- **Records**
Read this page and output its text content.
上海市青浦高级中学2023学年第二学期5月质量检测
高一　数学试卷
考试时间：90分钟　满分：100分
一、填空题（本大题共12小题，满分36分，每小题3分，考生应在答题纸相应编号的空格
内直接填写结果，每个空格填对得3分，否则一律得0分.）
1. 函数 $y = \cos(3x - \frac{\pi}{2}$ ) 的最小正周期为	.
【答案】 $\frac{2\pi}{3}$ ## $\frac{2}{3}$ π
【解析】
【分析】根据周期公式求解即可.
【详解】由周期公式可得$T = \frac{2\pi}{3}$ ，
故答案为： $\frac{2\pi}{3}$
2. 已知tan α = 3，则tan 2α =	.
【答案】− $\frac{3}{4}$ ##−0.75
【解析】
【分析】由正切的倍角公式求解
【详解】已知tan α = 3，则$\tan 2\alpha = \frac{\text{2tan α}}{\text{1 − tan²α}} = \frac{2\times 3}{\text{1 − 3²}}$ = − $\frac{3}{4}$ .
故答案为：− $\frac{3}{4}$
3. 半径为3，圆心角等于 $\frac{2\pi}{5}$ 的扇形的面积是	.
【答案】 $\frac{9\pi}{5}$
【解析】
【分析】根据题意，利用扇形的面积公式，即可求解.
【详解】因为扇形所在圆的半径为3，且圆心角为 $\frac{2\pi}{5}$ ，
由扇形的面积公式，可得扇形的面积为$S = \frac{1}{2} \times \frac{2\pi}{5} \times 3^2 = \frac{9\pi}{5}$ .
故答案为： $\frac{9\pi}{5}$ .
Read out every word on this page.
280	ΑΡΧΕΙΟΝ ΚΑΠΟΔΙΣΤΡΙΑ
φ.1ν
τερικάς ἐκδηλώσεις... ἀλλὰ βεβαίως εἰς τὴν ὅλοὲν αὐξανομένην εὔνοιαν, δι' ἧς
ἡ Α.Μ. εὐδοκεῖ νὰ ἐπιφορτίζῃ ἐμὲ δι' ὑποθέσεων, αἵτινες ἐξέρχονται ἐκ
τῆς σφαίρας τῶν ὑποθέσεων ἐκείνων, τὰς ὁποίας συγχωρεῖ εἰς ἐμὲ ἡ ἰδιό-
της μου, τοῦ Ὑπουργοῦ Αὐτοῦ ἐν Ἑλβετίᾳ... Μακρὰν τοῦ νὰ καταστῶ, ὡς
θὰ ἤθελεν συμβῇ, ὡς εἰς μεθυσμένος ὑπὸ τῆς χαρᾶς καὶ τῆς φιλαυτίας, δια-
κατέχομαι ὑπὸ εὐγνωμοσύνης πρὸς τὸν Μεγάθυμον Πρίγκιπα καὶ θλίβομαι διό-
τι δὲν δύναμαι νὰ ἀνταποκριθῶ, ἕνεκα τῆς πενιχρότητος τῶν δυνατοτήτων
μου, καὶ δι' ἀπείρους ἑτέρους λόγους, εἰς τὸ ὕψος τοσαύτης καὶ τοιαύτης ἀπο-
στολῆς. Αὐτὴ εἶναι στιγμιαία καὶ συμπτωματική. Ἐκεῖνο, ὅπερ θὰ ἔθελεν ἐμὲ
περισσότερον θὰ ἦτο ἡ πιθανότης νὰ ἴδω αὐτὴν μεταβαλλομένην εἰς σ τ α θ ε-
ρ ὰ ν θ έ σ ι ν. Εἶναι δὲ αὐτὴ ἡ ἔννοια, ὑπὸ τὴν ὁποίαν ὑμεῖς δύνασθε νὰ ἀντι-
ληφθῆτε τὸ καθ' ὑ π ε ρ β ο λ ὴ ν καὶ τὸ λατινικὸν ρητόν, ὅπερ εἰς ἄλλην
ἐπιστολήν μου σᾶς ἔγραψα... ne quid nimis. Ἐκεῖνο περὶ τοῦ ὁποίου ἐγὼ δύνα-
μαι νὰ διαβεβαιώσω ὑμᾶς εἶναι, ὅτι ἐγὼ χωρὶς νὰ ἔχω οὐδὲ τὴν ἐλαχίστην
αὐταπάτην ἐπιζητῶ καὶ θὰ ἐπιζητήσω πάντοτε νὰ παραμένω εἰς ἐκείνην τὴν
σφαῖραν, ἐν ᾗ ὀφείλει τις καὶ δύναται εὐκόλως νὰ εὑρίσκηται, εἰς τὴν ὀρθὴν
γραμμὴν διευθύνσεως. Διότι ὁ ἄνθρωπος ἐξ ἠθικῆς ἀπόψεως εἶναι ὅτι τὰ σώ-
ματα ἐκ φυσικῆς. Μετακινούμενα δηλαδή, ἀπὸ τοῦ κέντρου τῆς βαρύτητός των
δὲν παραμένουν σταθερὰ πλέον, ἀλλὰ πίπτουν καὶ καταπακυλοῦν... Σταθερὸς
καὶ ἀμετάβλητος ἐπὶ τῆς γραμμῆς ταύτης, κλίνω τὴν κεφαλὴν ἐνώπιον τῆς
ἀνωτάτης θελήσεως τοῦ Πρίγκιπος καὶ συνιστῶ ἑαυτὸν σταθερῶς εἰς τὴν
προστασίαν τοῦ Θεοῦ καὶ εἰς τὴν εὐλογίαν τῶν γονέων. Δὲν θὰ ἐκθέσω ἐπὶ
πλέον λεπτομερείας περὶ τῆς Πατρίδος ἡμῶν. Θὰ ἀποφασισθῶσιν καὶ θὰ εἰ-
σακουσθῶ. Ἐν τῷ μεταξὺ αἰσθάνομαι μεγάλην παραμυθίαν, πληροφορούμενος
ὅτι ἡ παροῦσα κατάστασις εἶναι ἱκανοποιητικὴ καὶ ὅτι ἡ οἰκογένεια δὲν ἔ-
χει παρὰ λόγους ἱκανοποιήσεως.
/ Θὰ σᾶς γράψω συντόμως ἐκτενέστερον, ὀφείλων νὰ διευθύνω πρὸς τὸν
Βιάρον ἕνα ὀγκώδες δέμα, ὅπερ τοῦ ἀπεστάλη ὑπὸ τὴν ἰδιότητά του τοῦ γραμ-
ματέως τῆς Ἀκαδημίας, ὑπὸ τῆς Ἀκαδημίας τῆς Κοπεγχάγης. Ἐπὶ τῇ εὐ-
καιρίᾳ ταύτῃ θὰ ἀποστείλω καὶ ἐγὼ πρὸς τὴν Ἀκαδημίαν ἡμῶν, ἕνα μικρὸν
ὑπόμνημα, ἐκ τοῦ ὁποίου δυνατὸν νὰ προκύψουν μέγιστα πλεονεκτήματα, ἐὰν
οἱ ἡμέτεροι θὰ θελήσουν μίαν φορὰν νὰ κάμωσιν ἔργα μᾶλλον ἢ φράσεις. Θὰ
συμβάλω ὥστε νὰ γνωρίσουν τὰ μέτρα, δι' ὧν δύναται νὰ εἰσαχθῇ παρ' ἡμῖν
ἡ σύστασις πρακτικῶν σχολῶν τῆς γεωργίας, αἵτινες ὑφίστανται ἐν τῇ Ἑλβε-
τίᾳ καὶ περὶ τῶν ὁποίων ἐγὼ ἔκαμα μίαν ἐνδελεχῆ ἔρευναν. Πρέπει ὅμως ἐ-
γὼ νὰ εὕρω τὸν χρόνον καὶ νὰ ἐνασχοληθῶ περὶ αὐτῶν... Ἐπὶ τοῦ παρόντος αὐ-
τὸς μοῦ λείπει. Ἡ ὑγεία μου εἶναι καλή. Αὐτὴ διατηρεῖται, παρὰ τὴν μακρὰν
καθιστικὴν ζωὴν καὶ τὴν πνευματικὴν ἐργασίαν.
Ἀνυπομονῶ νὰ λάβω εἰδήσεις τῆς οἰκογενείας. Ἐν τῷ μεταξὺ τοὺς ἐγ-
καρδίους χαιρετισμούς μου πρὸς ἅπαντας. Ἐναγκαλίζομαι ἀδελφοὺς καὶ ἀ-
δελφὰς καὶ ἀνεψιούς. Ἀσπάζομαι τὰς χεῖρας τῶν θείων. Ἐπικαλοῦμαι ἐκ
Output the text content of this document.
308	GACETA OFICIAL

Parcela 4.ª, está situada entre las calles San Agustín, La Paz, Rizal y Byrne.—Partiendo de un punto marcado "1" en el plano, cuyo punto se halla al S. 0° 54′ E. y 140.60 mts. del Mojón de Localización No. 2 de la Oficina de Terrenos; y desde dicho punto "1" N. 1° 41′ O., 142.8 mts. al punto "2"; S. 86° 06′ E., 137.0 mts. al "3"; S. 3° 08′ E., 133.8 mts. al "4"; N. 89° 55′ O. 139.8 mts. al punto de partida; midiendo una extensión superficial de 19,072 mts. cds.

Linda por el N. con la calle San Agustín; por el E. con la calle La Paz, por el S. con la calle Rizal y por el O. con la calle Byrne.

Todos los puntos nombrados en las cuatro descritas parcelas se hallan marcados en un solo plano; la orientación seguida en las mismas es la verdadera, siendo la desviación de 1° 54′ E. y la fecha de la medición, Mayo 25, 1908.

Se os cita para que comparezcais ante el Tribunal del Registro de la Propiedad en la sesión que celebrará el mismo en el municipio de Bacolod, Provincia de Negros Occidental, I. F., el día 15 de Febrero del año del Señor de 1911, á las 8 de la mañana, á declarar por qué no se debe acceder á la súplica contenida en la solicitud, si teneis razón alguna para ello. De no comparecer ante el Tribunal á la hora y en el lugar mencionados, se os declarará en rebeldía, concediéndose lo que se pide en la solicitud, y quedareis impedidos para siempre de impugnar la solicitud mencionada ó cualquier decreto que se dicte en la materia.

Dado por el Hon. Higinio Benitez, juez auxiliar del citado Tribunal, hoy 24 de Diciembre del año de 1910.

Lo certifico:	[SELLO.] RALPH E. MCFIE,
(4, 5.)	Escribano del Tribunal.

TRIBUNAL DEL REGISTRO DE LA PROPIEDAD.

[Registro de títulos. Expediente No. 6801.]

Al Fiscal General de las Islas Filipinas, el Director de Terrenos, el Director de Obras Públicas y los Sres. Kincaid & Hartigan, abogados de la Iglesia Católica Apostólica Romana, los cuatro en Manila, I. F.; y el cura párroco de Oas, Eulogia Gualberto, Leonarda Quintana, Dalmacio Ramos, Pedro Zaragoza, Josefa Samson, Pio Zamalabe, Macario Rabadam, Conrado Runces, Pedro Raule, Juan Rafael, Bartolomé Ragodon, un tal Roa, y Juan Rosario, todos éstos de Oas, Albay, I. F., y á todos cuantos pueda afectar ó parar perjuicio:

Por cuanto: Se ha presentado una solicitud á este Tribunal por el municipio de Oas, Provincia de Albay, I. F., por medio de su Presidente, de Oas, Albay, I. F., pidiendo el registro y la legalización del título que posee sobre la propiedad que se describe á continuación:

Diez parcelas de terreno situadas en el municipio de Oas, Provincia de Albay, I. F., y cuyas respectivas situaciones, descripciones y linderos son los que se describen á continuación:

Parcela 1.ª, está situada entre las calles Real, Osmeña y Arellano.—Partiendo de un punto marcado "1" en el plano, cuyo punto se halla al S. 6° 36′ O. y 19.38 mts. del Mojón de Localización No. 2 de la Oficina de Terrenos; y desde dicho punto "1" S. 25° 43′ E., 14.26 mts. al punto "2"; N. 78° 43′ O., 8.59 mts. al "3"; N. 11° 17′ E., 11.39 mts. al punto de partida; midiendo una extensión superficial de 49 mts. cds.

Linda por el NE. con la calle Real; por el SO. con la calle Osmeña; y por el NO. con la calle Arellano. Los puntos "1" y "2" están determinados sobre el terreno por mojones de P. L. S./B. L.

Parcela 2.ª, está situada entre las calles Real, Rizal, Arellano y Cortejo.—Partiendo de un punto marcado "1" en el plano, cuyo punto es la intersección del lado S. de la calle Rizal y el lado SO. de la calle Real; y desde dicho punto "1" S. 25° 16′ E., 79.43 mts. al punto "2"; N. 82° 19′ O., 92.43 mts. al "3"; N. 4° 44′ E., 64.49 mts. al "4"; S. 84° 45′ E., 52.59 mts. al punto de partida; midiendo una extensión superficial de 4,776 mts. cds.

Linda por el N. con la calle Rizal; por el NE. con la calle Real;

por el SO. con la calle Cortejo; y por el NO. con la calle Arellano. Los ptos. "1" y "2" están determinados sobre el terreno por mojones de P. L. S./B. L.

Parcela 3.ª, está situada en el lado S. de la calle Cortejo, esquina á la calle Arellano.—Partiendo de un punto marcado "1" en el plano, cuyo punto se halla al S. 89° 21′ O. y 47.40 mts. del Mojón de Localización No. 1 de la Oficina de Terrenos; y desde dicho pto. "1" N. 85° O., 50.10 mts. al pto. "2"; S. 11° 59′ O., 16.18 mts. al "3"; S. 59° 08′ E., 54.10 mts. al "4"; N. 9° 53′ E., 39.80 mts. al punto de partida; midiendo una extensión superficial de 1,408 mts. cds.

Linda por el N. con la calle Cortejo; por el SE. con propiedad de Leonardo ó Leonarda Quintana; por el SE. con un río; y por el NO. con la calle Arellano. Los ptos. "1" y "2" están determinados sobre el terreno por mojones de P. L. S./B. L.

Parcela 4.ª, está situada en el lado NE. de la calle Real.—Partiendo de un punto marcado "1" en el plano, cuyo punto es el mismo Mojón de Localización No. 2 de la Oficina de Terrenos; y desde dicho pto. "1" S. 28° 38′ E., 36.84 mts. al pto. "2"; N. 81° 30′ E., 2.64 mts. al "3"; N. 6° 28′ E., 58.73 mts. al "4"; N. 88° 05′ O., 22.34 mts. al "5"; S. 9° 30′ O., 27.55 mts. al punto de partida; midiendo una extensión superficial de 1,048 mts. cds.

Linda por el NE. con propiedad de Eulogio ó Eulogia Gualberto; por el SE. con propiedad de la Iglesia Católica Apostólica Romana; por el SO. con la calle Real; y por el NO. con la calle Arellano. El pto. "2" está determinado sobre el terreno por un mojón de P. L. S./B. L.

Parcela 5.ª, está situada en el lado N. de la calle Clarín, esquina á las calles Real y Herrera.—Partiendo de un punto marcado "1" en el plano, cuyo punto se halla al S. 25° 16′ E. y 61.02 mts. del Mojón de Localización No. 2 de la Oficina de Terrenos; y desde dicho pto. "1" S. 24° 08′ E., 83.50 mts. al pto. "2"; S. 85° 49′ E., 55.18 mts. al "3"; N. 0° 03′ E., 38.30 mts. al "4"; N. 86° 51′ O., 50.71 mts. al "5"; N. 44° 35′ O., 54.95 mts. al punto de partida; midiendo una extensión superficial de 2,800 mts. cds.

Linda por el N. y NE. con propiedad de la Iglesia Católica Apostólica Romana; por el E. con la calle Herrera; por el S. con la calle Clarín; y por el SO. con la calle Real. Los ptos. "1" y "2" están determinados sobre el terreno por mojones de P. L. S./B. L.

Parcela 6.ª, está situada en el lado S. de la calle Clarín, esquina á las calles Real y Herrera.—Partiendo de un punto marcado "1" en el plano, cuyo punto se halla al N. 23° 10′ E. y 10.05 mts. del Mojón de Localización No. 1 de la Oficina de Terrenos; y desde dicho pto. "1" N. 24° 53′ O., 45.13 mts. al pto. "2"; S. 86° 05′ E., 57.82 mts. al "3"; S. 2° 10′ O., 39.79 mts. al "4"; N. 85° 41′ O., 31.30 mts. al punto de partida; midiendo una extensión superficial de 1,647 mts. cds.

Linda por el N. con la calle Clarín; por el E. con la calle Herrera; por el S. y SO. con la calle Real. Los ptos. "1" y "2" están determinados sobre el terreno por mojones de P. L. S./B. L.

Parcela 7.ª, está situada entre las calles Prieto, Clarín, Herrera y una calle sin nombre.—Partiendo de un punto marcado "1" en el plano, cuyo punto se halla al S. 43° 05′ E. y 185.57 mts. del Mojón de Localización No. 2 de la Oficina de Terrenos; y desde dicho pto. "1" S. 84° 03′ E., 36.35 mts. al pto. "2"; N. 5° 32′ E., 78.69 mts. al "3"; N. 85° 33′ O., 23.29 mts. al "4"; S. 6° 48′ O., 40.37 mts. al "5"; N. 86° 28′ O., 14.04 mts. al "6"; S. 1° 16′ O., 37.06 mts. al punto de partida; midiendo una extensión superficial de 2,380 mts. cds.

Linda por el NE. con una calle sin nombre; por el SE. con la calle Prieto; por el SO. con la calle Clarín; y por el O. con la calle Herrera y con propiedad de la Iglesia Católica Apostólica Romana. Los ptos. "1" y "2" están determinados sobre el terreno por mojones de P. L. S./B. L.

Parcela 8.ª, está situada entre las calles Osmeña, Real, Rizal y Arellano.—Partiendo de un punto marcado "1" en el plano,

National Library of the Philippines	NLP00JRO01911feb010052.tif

- **Exercise details**
Across the entries, how many lines hold the word "ὁποίου"? Say only the number.

- **Exercise answer**
2